**DATA SHOWN**.
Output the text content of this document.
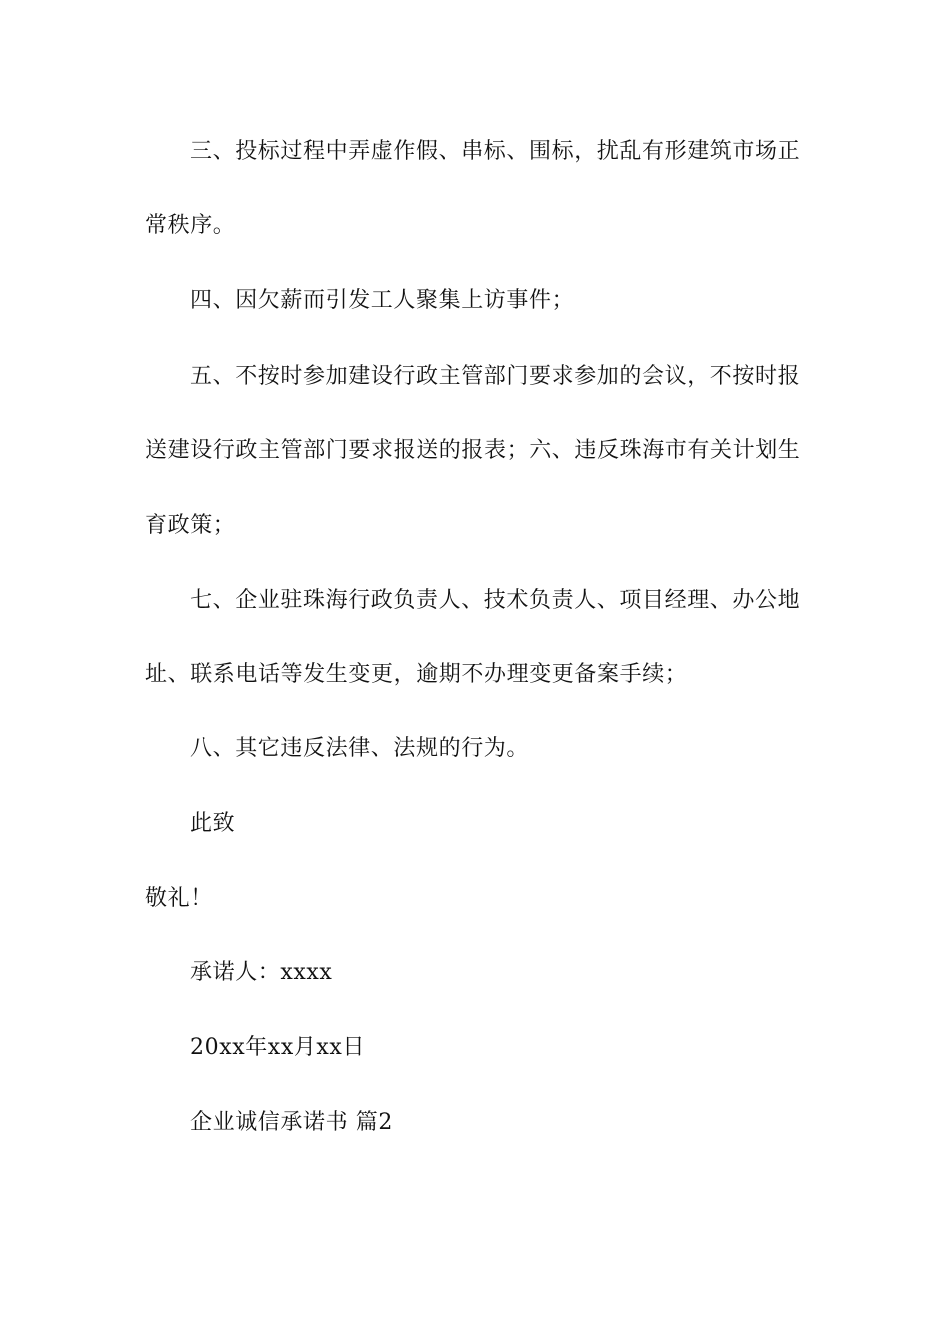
三、投标过程中弄虚作假、串标、围标，扰乱有形建筑市场正
常秩序。
四、因欠薪而引发工人聚集上访事件；
五、不按时参加建设行政主管部门要求参加的会议，不按时报
送建设行政主管部门要求报送的报表；六、违反珠海市有关计划生
育政策；
七、企业驻珠海行政负责人、技术负责人、项目经理、办公地
址、联系电话等发生变更，逾期不办理变更备案手续；
八、其它违反法律、法规的行为。
此致
敬礼！
承诺人：xxxx
20xx年xx月xx日
企业诚信承诺书 篇2
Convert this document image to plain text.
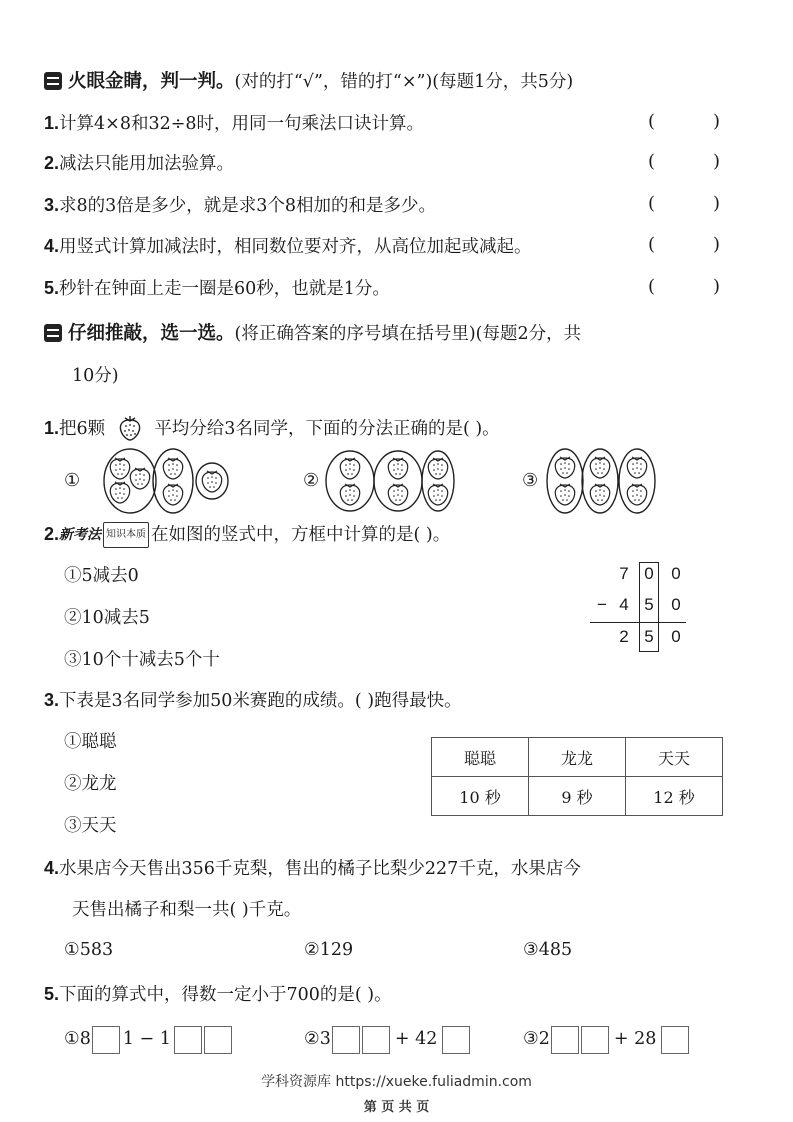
火眼金睛，判一判。(对的打“√”，错的打“×”)(每题1分，共5分)
1.计算4×8和32÷8时，用同一句乘法口诀计算。	(	)
2.减法只能用加法验算。	(	)
3.求8的3倍是多少，就是求3个8相加的和是多少。	(	)
4.用竖式计算加减法时，相同数位要对齐，从高位加起或减起。	(	)
5.秒针在钟面上走一圈是60秒，也就是1分。	(	)
仔细推敲，选一选。(将正确答案的序号填在括号里)(每题2分，共
10分)
1.把6颗	平均分给3名同学，下面的分法正确的是( )。
①	②	③
2.新考法 知识本质 在如图的竖式中，方框中计算的是( )。
①5减去0
②10减去5
③10个十减去5个十
7 0	0
− 4 5	0
2 5	0
3.下表是3名同学参加50米赛跑的成绩。( )跑得最快。
①聪聪
②龙龙
③天天
聪聪	龙龙	天天
10 秒	9 秒	12 秒
4.水果店今天售出356千克梨，售出的橘子比梨少227千克，水果店今
天售出橘子和梨一共( )千克。
①583	②129	③485
5.下面的算式中，得数一定小于700的是( )。
①8 1 − 1	②3	+ 42	③2	+ 28
学科资源库 https://xueke.fuliadmin.com
第 页 共 页
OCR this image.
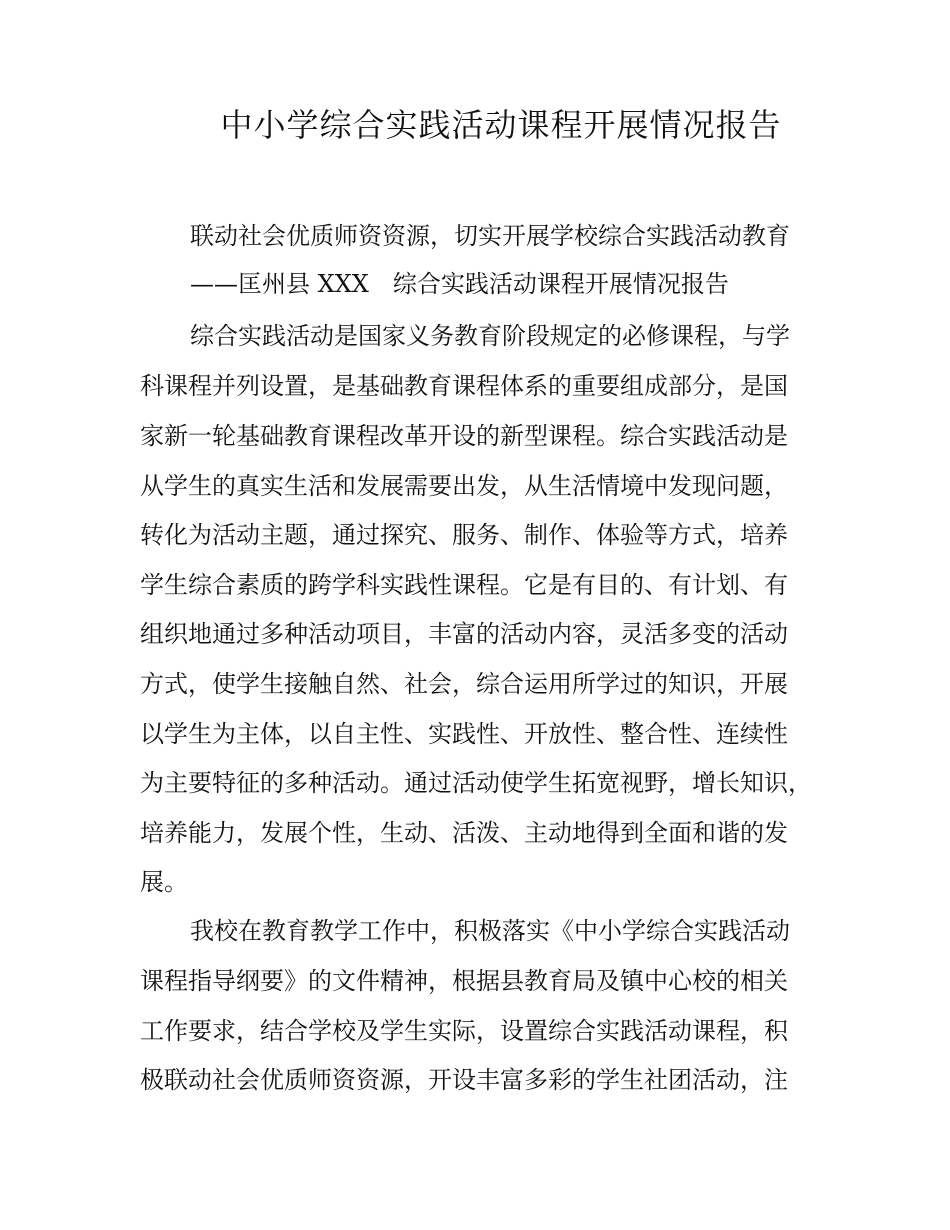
中小学综合实践活动课程开展情况报告
联动社会优质师资资源，切实开展学校综合实践活动教育
——匡州县 XXX　综合实践活动课程开展情况报告
综合实践活动是国家义务教育阶段规定的必修课程，与学
科课程并列设置，是基础教育课程体系的重要组成部分，是国
家新一轮基础教育课程改革开设的新型课程。综合实践活动是
从学生的真实生活和发展需要出发，从生活情境中发现问题，
转化为活动主题，通过探究、服务、制作、体验等方式，培养
学生综合素质的跨学科实践性课程。它是有目的、有计划、有
组织地通过多种活动项目，丰富的活动内容，灵活多变的活动
方式，使学生接触自然、社会，综合运用所学过的知识，开展
以学生为主体，以自主性、实践性、开放性、整合性、连续性
为主要特征的多种活动。通过活动使学生拓宽视野，增长知识，
培养能力，发展个性，生动、活泼、主动地得到全面和谐的发
展。
我校在教育教学工作中，积极落实《中小学综合实践活动
课程指导纲要》的文件精神，根据县教育局及镇中心校的相关
工作要求，结合学校及学生实际，设置综合实践活动课程，积
极联动社会优质师资资源，开设丰富多彩的学生社团活动，注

**AIM OF THE EXERCISE**. Print each entry shown above with exact wording and no pictures.

**RESULT OF THE EXERCISE**.
Output the text content of this document.
三、投标过程中弄虚作假、串标、围标，扰乱有形建筑市场正
常秩序。
四、因欠薪而引发工人聚集上访事件；
五、不按时参加建设行政主管部门要求参加的会议，不按时报
送建设行政主管部门要求报送的报表；六、违反珠海市有关计划生
育政策；
七、企业驻珠海行政负责人、技术负责人、项目经理、办公地
址、联系电话等发生变更，逾期不办理变更备案手续；
八、其它违反法律、法规的行为。
此致
敬礼！
承诺人：xxxx
20xx年xx月xx日
企业诚信承诺书 篇2
Convert this document image to plain text.
火眼金睛，判一判。(对的打“√”，错的打“×”)(每题1分，共5分)
1.计算4×8和32÷8时，用同一句乘法口诀计算。	(	)
2.减法只能用加法验算。	(	)
3.求8的3倍是多少，就是求3个8相加的和是多少。	(	)
4.用竖式计算加减法时，相同数位要对齐，从高位加起或减起。	(	)
5.秒针在钟面上走一圈是60秒，也就是1分。	(	)
仔细推敲，选一选。(将正确答案的序号填在括号里)(每题2分，共
10分)
1.把6颗	平均分给3名同学，下面的分法正确的是( )。
①	②	③
2.新考法 知识本质 在如图的竖式中，方框中计算的是( )。
①5减去0
②10减去5
③10个十减去5个十
7 0	0
− 4 5	0
2 5	0
3.下表是3名同学参加50米赛跑的成绩。( )跑得最快。
①聪聪
②龙龙
③天天
聪聪	龙龙	天天
10 秒	9 秒	12 秒
4.水果店今天售出356千克梨，售出的橘子比梨少227千克，水果店今
天售出橘子和梨一共( )千克。
①583	②129	③485
5.下面的算式中，得数一定小于700的是( )。
①8 1 − 1	②3	+ 42	③2	+ 28
学科资源库 https://xueke.fuliadmin.com
第 页 共 页
OCR this image.
中小学综合实践活动课程开展情况报告
联动社会优质师资资源，切实开展学校综合实践活动教育
——匡州县 XXX　综合实践活动课程开展情况报告
综合实践活动是国家义务教育阶段规定的必修课程，与学
科课程并列设置，是基础教育课程体系的重要组成部分，是国
家新一轮基础教育课程改革开设的新型课程。综合实践活动是
从学生的真实生活和发展需要出发，从生活情境中发现问题，
转化为活动主题，通过探究、服务、制作、体验等方式，培养
学生综合素质的跨学科实践性课程。它是有目的、有计划、有
组织地通过多种活动项目，丰富的活动内容，灵活多变的活动
方式，使学生接触自然、社会，综合运用所学过的知识，开展
以学生为主体，以自主性、实践性、开放性、整合性、连续性
为主要特征的多种活动。通过活动使学生拓宽视野，增长知识，
培养能力，发展个性，生动、活泼、主动地得到全面和谐的发
展。
我校在教育教学工作中，积极落实《中小学综合实践活动
课程指导纲要》的文件精神，根据县教育局及镇中心校的相关
工作要求，结合学校及学生实际，设置综合实践活动课程，积
极联动社会优质师资资源，开设丰富多彩的学生社团活动，注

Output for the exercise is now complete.